Figure content listings
□ □ □ □ □

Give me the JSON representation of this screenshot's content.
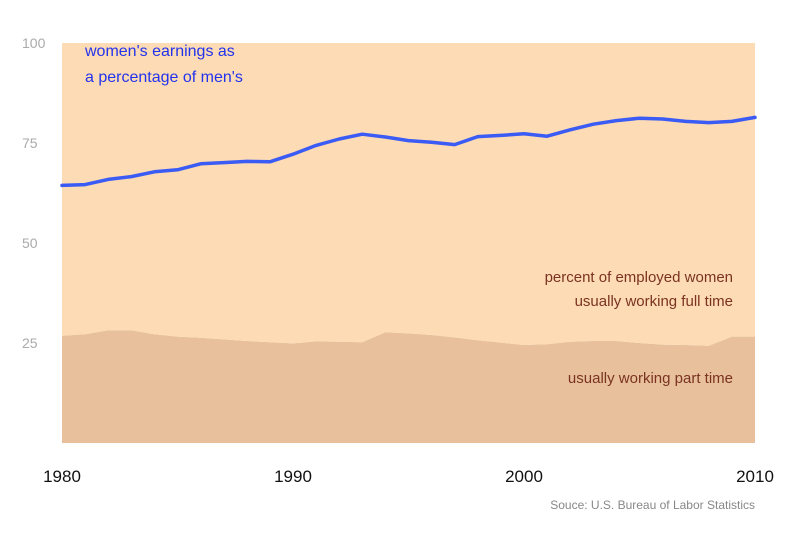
{
  "chart_data": {
    "type": "area",
    "x": [
      1980,
      1981,
      1982,
      1983,
      1984,
      1985,
      1986,
      1987,
      1988,
      1989,
      1990,
      1991,
      1992,
      1993,
      1994,
      1995,
      1996,
      1997,
      1998,
      1999,
      2000,
      2001,
      2002,
      2003,
      2004,
      2005,
      2006,
      2007,
      2008,
      2009,
      2010
    ],
    "xticks": [
      "1980",
      "1990",
      "2000",
      "2010"
    ],
    "yticks": [
      "100",
      "75",
      "50",
      "25"
    ],
    "ylim": [
      0,
      100
    ],
    "grid": false,
    "series": [
      {
        "name": "usually working part time",
        "kind": "area",
        "color": "#e8c09c",
        "values": [
          26.8,
          27.2,
          28.2,
          28.2,
          27.2,
          26.6,
          26.3,
          25.9,
          25.5,
          25.2,
          24.9,
          25.4,
          25.3,
          25.2,
          27.7,
          27.4,
          27.0,
          26.4,
          25.7,
          25.1,
          24.5,
          24.7,
          25.3,
          25.5,
          25.5,
          25.0,
          24.6,
          24.5,
          24.3,
          26.6,
          26.6
        ]
      },
      {
        "name": "percent of employed women usually working full time",
        "kind": "area",
        "color": "#fddbb4",
        "values": [
          73.2,
          72.8,
          71.8,
          71.8,
          72.8,
          73.4,
          73.7,
          74.1,
          74.5,
          74.8,
          75.1,
          74.6,
          74.7,
          74.8,
          72.3,
          72.6,
          73.0,
          73.6,
          74.3,
          74.9,
          75.5,
          75.3,
          74.7,
          74.5,
          74.5,
          75.0,
          75.4,
          75.5,
          75.7,
          73.4,
          73.4
        ]
      },
      {
        "name": "women's earnings as a percentage of men's",
        "kind": "line",
        "color": "#3b5bf5",
        "values": [
          64.4,
          64.6,
          65.9,
          66.6,
          67.8,
          68.3,
          69.8,
          70.1,
          70.4,
          70.3,
          72.2,
          74.4,
          76.0,
          77.2,
          76.5,
          75.6,
          75.2,
          74.6,
          76.6,
          76.9,
          77.3,
          76.7,
          78.3,
          79.7,
          80.6,
          81.2,
          81.0,
          80.4,
          80.1,
          80.4,
          81.4
        ]
      }
    ],
    "labels": {
      "earnings_line1": "women's earnings as",
      "earnings_line2": "a percentage of men's",
      "fulltime_line1": "percent of employed women",
      "fulltime_line2": "usually working full time",
      "parttime": "usually working part time"
    },
    "source": "Souce: U.S. Bureau of Labor Statistics"
  }
}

□ □ □ □ □

SHORT EXERCISE:
Transcribe the full listing above exactly as it stands, minus the pictures.

SOLUTION FOR THIS EXERCISE:
Give me the JSON representation of this screenshot's content.
{
  "chart_data": {
    "type": "area",
    "x": [
      1980,
      1981,
      1982,
      1983,
      1984,
      1985,
      1986,
      1987,
      1988,
      1989,
      1990,
      1991,
      1992,
      1993,
      1994,
      1995,
      1996,
      1997,
      1998,
      1999,
      2000,
      2001,
      2002,
      2003,
      2004,
      2005,
      2006,
      2007,
      2008,
      2009,
      2010
    ],
    "xticks": [
      "1980",
      "1990",
      "2000",
      "2010"
    ],
    "yticks": [
      "100",
      "75",
      "50",
      "25"
    ],
    "ylim": [
      0,
      100
    ],
    "grid": false,
    "series": [
      {
        "name": "usually working part time",
        "kind": "area",
        "color": "#e8c09c",
        "values": [
          26.8,
          27.2,
          28.2,
          28.2,
          27.2,
          26.6,
          26.3,
          25.9,
          25.5,
          25.2,
          24.9,
          25.4,
          25.3,
          25.2,
          27.7,
          27.4,
          27.0,
          26.4,
          25.7,
          25.1,
          24.5,
          24.7,
          25.3,
          25.5,
          25.5,
          25.0,
          24.6,
          24.5,
          24.3,
          26.6,
          26.6
        ]
      },
      {
        "name": "percent of employed women usually working full time",
        "kind": "area",
        "color": "#fddbb4",
        "values": [
          73.2,
          72.8,
          71.8,
          71.8,
          72.8,
          73.4,
          73.7,
          74.1,
          74.5,
          74.8,
          75.1,
          74.6,
          74.7,
          74.8,
          72.3,
          72.6,
          73.0,
          73.6,
          74.3,
          74.9,
          75.5,
          75.3,
          74.7,
          74.5,
          74.5,
          75.0,
          75.4,
          75.5,
          75.7,
          73.4,
          73.4
        ]
      },
      {
        "name": "women's earnings as a percentage of men's",
        "kind": "line",
        "color": "#3b5bf5",
        "values": [
          64.4,
          64.6,
          65.9,
          66.6,
          67.8,
          68.3,
          69.8,
          70.1,
          70.4,
          70.3,
          72.2,
          74.4,
          76.0,
          77.2,
          76.5,
          75.6,
          75.2,
          74.6,
          76.6,
          76.9,
          77.3,
          76.7,
          78.3,
          79.7,
          80.6,
          81.2,
          81.0,
          80.4,
          80.1,
          80.4,
          81.4
        ]
      }
    ],
    "labels": {
      "earnings_line1": "women's earnings as",
      "earnings_line2": "a percentage of men's",
      "fulltime_line1": "percent of employed women",
      "fulltime_line2": "usually working full time",
      "parttime": "usually working part time"
    },
    "source": "Souce: U.S. Bureau of Labor Statistics"
  }
}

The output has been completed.